• [Data listing]:
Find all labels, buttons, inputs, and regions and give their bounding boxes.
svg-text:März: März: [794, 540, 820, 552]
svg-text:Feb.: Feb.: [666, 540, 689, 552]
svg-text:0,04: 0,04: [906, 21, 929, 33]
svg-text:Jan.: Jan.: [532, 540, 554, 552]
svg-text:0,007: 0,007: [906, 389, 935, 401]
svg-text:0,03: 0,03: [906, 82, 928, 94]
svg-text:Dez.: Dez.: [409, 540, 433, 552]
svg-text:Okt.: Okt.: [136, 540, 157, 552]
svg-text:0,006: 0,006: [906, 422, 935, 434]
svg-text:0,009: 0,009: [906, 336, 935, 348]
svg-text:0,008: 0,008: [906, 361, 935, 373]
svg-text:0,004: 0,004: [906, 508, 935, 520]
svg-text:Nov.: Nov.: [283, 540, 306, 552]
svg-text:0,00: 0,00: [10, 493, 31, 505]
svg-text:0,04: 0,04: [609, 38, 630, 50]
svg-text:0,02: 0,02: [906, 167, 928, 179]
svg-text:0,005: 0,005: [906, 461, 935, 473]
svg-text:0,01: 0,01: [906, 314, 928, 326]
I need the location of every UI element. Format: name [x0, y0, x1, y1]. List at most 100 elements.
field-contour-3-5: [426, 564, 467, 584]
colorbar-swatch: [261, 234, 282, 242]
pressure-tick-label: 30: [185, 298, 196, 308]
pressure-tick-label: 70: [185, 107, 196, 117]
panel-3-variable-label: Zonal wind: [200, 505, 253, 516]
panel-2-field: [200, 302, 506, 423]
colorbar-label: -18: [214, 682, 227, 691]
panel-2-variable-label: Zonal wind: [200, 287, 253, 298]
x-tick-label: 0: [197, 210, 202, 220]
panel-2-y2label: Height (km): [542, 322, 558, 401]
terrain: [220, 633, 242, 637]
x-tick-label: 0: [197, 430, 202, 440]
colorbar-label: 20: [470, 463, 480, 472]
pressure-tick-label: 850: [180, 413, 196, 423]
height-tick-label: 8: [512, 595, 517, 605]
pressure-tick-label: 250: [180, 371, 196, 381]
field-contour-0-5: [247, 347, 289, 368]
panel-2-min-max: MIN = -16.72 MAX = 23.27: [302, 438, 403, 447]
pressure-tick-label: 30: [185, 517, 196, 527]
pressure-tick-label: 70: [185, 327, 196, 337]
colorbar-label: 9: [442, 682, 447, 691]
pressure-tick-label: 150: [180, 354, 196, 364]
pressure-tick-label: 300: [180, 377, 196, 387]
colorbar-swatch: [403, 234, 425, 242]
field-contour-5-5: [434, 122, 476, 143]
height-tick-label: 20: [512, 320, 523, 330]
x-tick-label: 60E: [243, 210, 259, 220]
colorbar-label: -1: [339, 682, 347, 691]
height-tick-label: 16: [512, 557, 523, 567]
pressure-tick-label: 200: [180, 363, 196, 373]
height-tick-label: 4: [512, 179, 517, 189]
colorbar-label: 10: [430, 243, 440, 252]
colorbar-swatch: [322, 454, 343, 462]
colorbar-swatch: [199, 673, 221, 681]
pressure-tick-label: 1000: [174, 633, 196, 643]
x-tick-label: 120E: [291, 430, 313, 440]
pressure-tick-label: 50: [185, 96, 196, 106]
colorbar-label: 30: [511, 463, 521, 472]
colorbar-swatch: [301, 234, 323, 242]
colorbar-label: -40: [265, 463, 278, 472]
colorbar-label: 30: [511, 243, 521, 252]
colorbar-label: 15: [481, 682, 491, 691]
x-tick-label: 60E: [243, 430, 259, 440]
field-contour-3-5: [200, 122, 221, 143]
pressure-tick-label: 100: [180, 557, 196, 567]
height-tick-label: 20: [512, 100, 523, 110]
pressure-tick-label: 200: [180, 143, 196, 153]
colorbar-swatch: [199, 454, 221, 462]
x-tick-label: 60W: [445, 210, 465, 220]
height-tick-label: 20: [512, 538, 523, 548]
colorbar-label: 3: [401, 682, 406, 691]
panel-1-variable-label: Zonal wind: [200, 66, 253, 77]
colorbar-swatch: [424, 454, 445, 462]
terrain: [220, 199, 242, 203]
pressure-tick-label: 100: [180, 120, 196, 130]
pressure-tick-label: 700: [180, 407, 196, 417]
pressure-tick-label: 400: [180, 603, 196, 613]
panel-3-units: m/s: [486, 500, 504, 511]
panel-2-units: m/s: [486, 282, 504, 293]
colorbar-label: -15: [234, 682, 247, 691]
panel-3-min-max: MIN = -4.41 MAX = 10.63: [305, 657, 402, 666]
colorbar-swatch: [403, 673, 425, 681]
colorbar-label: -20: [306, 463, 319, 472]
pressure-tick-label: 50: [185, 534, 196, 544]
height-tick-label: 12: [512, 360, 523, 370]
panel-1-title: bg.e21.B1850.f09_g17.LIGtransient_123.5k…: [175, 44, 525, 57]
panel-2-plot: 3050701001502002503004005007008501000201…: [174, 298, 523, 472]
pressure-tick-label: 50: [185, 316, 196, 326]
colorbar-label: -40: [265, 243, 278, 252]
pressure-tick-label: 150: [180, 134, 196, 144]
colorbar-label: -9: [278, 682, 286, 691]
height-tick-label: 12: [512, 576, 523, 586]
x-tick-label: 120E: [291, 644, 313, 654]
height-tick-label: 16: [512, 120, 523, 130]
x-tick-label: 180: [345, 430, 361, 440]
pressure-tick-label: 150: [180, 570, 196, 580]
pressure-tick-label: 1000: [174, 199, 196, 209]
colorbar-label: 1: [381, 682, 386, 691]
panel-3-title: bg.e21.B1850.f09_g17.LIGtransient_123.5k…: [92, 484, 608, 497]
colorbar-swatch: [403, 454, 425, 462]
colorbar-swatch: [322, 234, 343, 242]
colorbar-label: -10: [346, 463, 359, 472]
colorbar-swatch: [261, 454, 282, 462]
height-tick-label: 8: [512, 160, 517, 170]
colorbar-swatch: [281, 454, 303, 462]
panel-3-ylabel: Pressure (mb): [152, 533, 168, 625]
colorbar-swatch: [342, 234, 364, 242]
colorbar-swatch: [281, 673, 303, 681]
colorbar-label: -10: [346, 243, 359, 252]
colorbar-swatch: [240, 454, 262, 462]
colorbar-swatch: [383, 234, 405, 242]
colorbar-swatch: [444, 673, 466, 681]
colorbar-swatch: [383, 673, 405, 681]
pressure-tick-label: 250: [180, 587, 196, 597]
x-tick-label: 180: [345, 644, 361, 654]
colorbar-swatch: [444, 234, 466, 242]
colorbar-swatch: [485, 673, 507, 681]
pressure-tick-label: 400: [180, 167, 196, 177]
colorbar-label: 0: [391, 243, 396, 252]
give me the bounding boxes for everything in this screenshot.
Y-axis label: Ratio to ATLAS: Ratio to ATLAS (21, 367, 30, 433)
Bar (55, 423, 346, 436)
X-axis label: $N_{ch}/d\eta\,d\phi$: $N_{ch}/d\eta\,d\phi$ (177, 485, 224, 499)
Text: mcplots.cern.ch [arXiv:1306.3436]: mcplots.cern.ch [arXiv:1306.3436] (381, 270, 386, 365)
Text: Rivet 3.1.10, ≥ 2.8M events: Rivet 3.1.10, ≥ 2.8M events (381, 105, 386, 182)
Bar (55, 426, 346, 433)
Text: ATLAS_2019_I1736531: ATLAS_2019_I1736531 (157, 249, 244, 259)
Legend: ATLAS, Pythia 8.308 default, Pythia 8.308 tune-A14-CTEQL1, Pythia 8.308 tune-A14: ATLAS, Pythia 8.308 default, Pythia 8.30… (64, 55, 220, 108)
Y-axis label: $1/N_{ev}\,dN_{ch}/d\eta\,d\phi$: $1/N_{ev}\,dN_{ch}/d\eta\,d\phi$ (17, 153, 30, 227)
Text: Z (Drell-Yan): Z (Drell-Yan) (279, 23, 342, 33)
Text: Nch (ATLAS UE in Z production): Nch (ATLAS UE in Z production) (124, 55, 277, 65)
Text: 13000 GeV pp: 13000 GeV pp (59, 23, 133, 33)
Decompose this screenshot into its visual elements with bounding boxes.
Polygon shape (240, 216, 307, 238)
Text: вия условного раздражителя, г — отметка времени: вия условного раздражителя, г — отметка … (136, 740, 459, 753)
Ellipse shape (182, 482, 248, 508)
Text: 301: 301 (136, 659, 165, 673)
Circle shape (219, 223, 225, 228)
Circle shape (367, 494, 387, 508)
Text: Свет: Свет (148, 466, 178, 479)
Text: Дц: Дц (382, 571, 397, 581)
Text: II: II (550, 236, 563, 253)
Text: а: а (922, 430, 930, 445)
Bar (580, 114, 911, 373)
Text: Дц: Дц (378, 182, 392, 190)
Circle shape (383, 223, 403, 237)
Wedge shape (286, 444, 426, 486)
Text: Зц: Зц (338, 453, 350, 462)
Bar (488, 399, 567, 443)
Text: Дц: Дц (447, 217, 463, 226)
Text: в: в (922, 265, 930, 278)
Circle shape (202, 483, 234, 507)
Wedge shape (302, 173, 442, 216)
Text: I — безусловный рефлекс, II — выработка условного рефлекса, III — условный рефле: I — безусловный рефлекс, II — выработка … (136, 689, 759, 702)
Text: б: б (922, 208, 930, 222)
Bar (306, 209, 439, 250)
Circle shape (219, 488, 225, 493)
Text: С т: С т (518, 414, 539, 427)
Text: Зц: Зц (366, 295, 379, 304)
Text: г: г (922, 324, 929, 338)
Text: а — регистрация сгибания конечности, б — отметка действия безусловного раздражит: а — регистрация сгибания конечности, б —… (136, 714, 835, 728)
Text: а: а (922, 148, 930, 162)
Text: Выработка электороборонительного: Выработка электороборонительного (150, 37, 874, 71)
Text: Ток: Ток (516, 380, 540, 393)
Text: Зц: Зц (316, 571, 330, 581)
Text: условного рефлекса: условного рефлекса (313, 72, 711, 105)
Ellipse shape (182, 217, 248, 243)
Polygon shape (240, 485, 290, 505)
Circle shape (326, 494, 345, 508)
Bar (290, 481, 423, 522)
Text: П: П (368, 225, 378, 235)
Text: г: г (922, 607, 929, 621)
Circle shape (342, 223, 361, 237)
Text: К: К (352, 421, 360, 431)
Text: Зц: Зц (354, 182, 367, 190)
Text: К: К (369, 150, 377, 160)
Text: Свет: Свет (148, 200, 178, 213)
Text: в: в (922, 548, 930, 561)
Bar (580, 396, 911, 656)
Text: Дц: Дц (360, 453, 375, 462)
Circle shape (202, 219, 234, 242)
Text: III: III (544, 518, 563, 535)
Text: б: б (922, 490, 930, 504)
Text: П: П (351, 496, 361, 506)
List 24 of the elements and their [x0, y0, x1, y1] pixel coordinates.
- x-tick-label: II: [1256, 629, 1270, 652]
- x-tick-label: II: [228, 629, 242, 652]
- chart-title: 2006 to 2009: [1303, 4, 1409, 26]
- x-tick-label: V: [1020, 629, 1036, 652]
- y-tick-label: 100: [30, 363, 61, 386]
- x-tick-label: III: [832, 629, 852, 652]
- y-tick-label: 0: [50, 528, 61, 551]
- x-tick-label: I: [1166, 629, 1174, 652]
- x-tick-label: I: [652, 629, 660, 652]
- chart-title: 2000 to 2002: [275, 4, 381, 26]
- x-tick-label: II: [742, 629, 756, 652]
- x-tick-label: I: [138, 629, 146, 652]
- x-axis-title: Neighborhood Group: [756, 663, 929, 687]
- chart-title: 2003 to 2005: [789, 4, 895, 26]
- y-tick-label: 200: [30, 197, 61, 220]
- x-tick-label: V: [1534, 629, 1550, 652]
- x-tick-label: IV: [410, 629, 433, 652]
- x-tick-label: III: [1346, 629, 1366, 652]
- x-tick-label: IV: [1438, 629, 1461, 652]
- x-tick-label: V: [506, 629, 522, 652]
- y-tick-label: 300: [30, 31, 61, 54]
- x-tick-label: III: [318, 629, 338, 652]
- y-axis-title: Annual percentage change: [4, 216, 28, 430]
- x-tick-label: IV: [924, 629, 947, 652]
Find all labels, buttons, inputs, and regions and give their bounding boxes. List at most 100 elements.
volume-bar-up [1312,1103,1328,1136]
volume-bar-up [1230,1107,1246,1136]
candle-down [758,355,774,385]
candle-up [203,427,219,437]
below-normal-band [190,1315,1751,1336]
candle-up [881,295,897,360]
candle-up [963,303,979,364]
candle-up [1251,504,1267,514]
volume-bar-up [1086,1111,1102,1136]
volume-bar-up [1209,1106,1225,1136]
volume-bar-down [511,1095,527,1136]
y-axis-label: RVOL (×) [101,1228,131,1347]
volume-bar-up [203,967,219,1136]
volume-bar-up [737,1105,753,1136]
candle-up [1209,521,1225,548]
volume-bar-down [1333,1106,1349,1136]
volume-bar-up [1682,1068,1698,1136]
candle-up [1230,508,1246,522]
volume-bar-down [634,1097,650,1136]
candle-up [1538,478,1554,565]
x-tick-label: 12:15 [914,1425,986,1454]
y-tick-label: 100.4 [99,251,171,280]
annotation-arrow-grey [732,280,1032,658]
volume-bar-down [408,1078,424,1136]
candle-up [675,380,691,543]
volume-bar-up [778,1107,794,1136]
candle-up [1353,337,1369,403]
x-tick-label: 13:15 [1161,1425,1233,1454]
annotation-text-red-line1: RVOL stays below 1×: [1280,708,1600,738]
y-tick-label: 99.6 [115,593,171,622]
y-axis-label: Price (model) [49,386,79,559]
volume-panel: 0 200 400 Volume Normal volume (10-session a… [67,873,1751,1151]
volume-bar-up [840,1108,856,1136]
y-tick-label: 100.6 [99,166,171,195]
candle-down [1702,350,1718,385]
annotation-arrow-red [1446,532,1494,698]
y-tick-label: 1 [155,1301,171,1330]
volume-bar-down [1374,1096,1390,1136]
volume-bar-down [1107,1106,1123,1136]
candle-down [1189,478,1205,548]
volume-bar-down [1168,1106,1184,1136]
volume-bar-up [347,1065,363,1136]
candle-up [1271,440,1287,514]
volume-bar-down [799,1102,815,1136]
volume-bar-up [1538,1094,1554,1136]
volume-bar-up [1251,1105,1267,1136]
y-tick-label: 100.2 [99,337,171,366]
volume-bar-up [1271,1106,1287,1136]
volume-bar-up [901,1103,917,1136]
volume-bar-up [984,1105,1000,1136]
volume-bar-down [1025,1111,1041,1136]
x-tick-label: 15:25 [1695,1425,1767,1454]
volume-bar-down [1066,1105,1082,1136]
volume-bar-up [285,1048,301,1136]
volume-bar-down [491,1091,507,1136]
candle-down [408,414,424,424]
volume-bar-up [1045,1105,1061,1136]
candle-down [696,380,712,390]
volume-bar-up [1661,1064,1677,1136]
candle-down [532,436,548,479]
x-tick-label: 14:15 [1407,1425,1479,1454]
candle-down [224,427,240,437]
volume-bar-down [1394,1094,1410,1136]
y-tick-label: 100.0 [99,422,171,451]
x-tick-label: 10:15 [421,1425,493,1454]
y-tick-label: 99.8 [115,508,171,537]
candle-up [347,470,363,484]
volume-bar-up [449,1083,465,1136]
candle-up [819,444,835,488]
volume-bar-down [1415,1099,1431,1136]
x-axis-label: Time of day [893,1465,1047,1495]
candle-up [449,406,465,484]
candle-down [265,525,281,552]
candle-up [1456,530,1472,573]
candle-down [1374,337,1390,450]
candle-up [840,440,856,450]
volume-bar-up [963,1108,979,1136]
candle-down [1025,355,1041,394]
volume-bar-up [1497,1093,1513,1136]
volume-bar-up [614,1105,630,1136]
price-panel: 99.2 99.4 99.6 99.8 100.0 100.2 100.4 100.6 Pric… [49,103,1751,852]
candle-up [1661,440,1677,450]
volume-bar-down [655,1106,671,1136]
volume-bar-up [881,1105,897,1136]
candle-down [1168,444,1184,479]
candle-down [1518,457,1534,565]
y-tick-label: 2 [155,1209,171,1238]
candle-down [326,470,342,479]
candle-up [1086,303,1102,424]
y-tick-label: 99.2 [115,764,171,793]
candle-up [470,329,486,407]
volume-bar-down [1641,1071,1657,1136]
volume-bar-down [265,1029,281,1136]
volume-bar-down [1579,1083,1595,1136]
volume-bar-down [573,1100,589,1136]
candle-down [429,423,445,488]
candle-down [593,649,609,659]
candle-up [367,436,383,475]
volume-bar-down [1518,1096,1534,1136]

• [Problem to solve]:
Reproduce the records word for word, starting at the very first line and ending at the line that contains "svg-text:0,007: 0,007: [906, 389, 935, 401]", including that line.

• [Response to this exercise]:
Find all labels, buttons, inputs, and regions and give their bounding boxes.
svg-text:März: März: [794, 540, 820, 552]
svg-text:Feb.: Feb.: [666, 540, 689, 552]
svg-text:0,04: 0,04: [906, 21, 929, 33]
svg-text:Jan.: Jan.: [532, 540, 554, 552]
svg-text:0,007: 0,007: [906, 389, 935, 401]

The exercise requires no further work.